** Start of Excerpted records **
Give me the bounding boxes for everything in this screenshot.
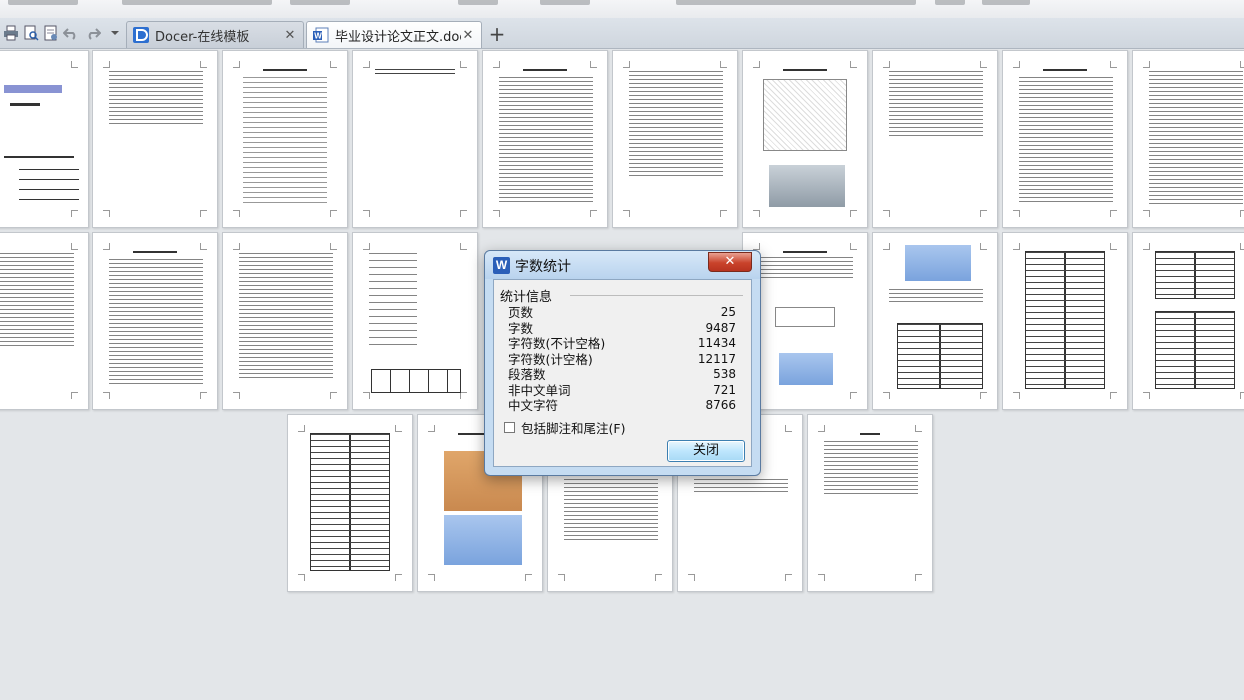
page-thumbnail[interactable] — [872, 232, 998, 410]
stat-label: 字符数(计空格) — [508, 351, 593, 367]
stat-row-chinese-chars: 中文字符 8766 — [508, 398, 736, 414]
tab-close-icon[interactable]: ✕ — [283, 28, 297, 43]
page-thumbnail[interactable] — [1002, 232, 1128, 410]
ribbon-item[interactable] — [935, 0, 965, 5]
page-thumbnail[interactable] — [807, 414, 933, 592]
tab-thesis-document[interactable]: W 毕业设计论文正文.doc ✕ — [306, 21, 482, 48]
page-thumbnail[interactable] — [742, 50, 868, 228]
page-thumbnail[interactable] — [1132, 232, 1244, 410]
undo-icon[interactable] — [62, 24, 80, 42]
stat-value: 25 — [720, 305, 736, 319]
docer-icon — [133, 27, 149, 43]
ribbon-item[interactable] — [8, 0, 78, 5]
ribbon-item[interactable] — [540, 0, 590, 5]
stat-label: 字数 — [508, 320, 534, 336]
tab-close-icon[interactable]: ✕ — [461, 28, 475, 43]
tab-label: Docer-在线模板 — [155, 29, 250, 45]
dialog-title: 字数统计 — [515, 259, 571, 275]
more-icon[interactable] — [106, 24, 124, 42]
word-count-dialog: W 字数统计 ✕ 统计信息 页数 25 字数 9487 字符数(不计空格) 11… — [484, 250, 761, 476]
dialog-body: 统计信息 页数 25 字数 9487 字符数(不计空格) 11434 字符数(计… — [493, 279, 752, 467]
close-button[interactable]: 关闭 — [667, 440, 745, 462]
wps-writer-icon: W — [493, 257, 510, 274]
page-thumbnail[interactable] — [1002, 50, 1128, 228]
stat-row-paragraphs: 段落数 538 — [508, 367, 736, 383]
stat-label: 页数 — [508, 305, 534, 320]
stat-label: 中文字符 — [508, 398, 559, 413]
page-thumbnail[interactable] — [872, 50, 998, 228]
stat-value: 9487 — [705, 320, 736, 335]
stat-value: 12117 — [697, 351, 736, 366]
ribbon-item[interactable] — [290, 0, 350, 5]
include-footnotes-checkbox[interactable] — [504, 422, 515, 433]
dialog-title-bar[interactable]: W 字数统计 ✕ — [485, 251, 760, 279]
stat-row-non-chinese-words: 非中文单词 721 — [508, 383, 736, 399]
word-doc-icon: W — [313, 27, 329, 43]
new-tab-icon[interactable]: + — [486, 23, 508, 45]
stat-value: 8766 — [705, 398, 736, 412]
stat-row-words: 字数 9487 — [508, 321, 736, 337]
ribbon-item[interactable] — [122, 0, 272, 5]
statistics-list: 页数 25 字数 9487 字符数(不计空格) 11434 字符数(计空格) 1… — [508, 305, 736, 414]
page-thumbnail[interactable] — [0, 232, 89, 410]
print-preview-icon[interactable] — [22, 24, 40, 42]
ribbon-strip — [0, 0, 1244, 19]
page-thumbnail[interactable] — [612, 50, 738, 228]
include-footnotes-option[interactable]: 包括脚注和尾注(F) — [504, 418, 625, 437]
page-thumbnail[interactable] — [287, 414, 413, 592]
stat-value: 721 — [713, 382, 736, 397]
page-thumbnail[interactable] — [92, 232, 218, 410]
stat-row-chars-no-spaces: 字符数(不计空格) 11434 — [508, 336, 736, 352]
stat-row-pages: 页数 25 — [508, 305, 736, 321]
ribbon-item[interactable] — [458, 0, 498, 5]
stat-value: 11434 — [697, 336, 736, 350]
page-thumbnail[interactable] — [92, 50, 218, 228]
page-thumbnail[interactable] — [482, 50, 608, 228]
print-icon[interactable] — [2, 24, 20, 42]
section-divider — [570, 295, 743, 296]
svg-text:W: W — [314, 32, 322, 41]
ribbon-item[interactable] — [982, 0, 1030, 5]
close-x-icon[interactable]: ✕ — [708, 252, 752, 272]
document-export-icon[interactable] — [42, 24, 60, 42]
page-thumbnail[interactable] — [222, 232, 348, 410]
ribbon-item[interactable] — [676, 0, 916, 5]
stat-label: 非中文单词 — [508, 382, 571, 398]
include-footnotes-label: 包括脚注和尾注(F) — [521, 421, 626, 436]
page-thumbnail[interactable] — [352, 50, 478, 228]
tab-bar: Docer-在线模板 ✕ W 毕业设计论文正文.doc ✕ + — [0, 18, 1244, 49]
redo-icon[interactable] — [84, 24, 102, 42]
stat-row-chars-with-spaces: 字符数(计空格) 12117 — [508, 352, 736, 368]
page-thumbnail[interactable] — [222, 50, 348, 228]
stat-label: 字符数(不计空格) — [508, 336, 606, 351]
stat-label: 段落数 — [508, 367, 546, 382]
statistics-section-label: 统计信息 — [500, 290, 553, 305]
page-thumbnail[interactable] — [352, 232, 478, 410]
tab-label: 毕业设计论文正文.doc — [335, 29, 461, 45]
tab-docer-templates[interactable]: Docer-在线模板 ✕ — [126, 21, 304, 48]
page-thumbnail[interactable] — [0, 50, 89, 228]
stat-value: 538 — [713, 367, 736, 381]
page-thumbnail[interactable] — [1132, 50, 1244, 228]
** End of Excerpted records **
** Start of Excerpted records **
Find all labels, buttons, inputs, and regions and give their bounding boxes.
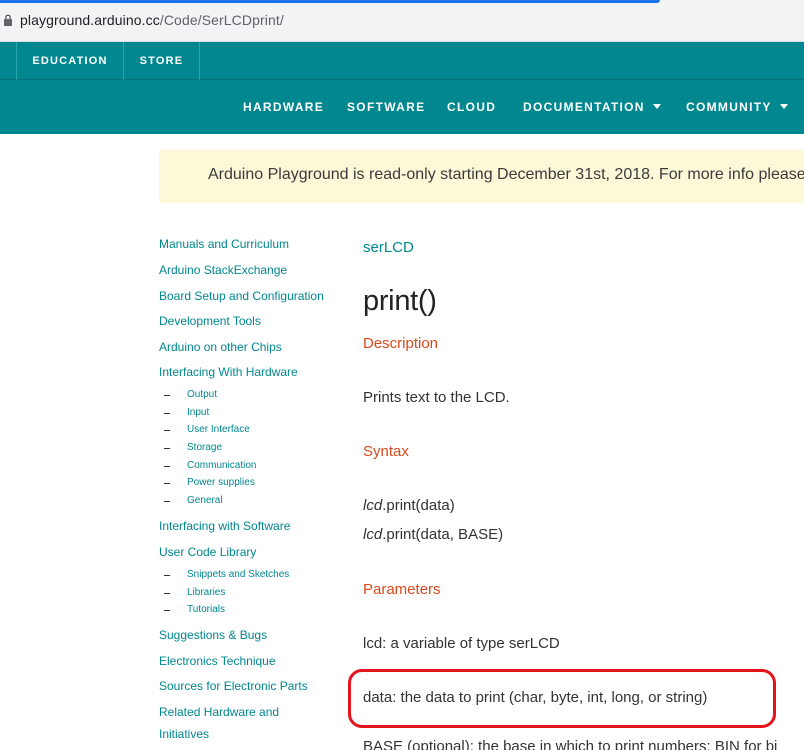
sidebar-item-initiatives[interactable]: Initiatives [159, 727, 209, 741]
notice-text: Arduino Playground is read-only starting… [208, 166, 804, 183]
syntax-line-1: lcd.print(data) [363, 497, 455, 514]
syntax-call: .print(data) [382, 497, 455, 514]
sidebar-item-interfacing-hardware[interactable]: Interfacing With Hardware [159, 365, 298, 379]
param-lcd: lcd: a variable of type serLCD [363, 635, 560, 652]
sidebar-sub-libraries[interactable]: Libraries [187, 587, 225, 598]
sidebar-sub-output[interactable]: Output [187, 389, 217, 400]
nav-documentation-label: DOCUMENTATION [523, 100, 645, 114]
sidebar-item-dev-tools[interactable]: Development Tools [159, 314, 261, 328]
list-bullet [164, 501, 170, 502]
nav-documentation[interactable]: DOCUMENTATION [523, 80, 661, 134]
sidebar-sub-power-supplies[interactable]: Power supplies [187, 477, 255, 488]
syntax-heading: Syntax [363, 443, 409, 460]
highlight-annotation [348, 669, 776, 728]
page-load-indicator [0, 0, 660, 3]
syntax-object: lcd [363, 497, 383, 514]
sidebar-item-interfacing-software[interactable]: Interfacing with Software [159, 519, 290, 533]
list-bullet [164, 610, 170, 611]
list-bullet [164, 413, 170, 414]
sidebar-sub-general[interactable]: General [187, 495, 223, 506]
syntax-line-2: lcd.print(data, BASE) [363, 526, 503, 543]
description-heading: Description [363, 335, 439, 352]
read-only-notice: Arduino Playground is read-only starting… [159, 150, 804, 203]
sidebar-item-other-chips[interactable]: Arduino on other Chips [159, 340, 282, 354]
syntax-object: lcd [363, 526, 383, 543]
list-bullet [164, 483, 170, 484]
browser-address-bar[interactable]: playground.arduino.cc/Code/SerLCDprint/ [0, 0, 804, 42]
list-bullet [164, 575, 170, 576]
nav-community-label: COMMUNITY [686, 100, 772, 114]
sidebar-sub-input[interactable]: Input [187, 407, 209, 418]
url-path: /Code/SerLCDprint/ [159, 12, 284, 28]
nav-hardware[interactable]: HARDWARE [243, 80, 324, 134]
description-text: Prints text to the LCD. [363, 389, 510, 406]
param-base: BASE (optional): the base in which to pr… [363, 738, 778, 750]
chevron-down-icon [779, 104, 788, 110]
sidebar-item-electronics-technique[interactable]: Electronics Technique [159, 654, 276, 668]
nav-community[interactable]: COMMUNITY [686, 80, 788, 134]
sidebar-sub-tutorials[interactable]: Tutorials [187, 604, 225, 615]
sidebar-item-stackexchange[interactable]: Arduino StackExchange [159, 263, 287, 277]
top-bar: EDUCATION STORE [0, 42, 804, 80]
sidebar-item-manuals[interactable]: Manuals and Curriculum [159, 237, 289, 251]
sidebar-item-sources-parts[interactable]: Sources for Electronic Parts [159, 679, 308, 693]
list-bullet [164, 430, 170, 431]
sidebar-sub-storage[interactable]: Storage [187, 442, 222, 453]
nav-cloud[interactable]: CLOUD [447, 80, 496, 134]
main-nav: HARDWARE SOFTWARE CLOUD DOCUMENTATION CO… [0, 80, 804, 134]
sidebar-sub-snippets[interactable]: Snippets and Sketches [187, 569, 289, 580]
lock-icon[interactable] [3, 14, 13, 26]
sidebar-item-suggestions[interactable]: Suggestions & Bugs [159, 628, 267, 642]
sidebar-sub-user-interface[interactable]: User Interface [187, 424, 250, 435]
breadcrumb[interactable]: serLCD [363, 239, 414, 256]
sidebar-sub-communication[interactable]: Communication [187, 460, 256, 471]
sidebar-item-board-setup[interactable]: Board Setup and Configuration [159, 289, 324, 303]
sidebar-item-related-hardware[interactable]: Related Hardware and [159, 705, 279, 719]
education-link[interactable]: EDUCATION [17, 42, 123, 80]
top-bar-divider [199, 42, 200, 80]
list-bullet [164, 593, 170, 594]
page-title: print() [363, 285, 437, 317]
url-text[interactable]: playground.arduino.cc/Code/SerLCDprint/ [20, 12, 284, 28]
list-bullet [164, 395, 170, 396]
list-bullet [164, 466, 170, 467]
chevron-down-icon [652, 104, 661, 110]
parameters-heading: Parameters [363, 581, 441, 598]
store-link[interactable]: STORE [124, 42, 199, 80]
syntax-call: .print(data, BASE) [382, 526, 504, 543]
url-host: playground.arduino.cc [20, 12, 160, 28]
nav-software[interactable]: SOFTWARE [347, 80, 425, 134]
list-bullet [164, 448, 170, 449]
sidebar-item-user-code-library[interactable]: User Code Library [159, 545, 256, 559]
** End of Excerpted records **
◆ What is needed ◆
Swap "variable" for "value" in the lines between the one holding "727, 209, 741]" and the one holding "sidebar-sub-output[interactable]: Output [187, 389, 217, 400]", inclusive. Return only those lines, with nothing else altered.

◆ Exercise solution ◆
sidebar-item-initiatives[interactable]: Initiatives [159, 727, 209, 741]
notice-text: Arduino Playground is read-only starting… [208, 166, 804, 183]
syntax-line-1: lcd.print(data) [363, 497, 455, 514]
syntax-call: .print(data) [382, 497, 455, 514]
sidebar-item-interfacing-hardware[interactable]: Interfacing With Hardware [159, 365, 298, 379]
param-lcd: lcd: a value of type serLCD [363, 635, 560, 652]
sidebar-sub-libraries[interactable]: Libraries [187, 587, 225, 598]
sidebar-sub-output[interactable]: Output [187, 389, 217, 400]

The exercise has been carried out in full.